START Information shown

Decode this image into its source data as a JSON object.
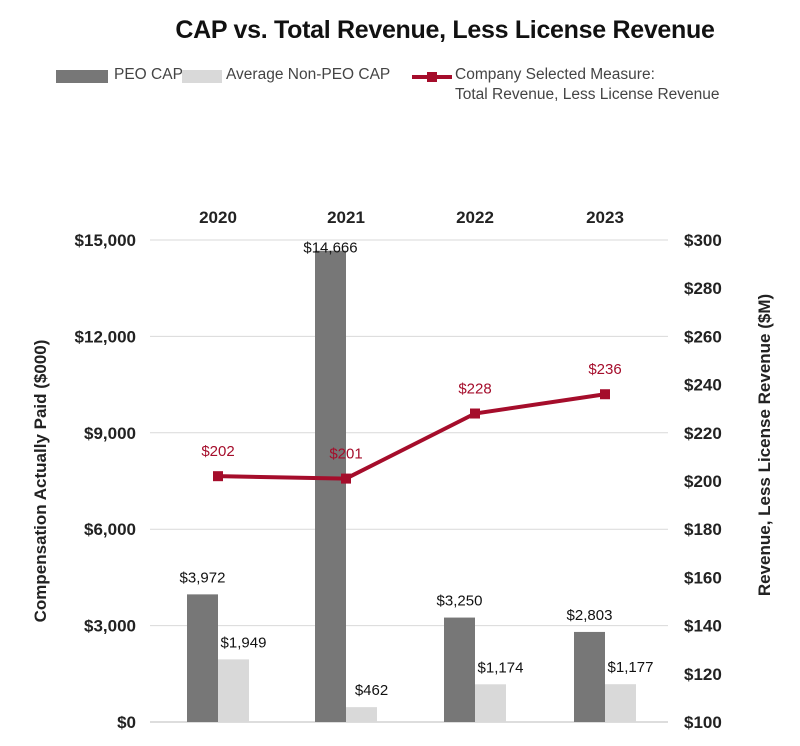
{
  "chart_data": {
    "type": "bar+line",
    "title": "CAP vs. Total Revenue, Less License Revenue",
    "categories": [
      "2020",
      "2021",
      "2022",
      "2023"
    ],
    "series": [
      {
        "name": "PEO CAP",
        "type": "bar",
        "axis": "left",
        "color": "#777777",
        "values": [
          3972,
          14666,
          3250,
          2803
        ],
        "labels": [
          "$3,972",
          "$14,666",
          "$3,250",
          "$2,803"
        ]
      },
      {
        "name": "Average Non-PEO CAP",
        "type": "bar",
        "axis": "left",
        "color": "#d9d9d9",
        "values": [
          1949,
          462,
          1174,
          1177
        ],
        "labels": [
          "$1,949",
          "$462",
          "$1,174",
          "$1,177"
        ]
      },
      {
        "name": "Company Selected Measure: Total Revenue, Less License Revenue",
        "name_line1": "Company Selected Measure:",
        "name_line2": "Total Revenue, Less License Revenue",
        "type": "line",
        "axis": "right",
        "color": "#a50d2b",
        "values": [
          202,
          201,
          228,
          236
        ],
        "labels": [
          "$202",
          "$201",
          "$228",
          "$236"
        ]
      }
    ],
    "ylabel_left": "Compensation Actually Paid ($000)",
    "ylabel_right": "Revenue, Less License Revenue ($M)",
    "ylim_left": [
      0,
      15000
    ],
    "ylim_right": [
      100,
      300
    ],
    "yticks_left": [
      "$0",
      "$3,000",
      "$6,000",
      "$9,000",
      "$12,000",
      "$15,000"
    ],
    "yticks_right": [
      "$100",
      "$120",
      "$140",
      "$160",
      "$180",
      "$200",
      "$220",
      "$240",
      "$260",
      "$280",
      "$300"
    ],
    "grid": true,
    "legend_position": "top",
    "xaxis_position": "top"
  }
}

END Information shown

Write out the records above once more, word for word, with no pictures.

Decode this image into its source data as a JSON object.
{
  "chart_data": {
    "type": "bar+line",
    "title": "CAP vs. Total Revenue, Less License Revenue",
    "categories": [
      "2020",
      "2021",
      "2022",
      "2023"
    ],
    "series": [
      {
        "name": "PEO CAP",
        "type": "bar",
        "axis": "left",
        "color": "#777777",
        "values": [
          3972,
          14666,
          3250,
          2803
        ],
        "labels": [
          "$3,972",
          "$14,666",
          "$3,250",
          "$2,803"
        ]
      },
      {
        "name": "Average Non-PEO CAP",
        "type": "bar",
        "axis": "left",
        "color": "#d9d9d9",
        "values": [
          1949,
          462,
          1174,
          1177
        ],
        "labels": [
          "$1,949",
          "$462",
          "$1,174",
          "$1,177"
        ]
      },
      {
        "name": "Company Selected Measure: Total Revenue, Less License Revenue",
        "name_line1": "Company Selected Measure:",
        "name_line2": "Total Revenue, Less License Revenue",
        "type": "line",
        "axis": "right",
        "color": "#a50d2b",
        "values": [
          202,
          201,
          228,
          236
        ],
        "labels": [
          "$202",
          "$201",
          "$228",
          "$236"
        ]
      }
    ],
    "ylabel_left": "Compensation Actually Paid ($000)",
    "ylabel_right": "Revenue, Less License Revenue ($M)",
    "ylim_left": [
      0,
      15000
    ],
    "ylim_right": [
      100,
      300
    ],
    "yticks_left": [
      "$0",
      "$3,000",
      "$6,000",
      "$9,000",
      "$12,000",
      "$15,000"
    ],
    "yticks_right": [
      "$100",
      "$120",
      "$140",
      "$160",
      "$180",
      "$200",
      "$220",
      "$240",
      "$260",
      "$280",
      "$300"
    ],
    "grid": true,
    "legend_position": "top",
    "xaxis_position": "top"
  }
}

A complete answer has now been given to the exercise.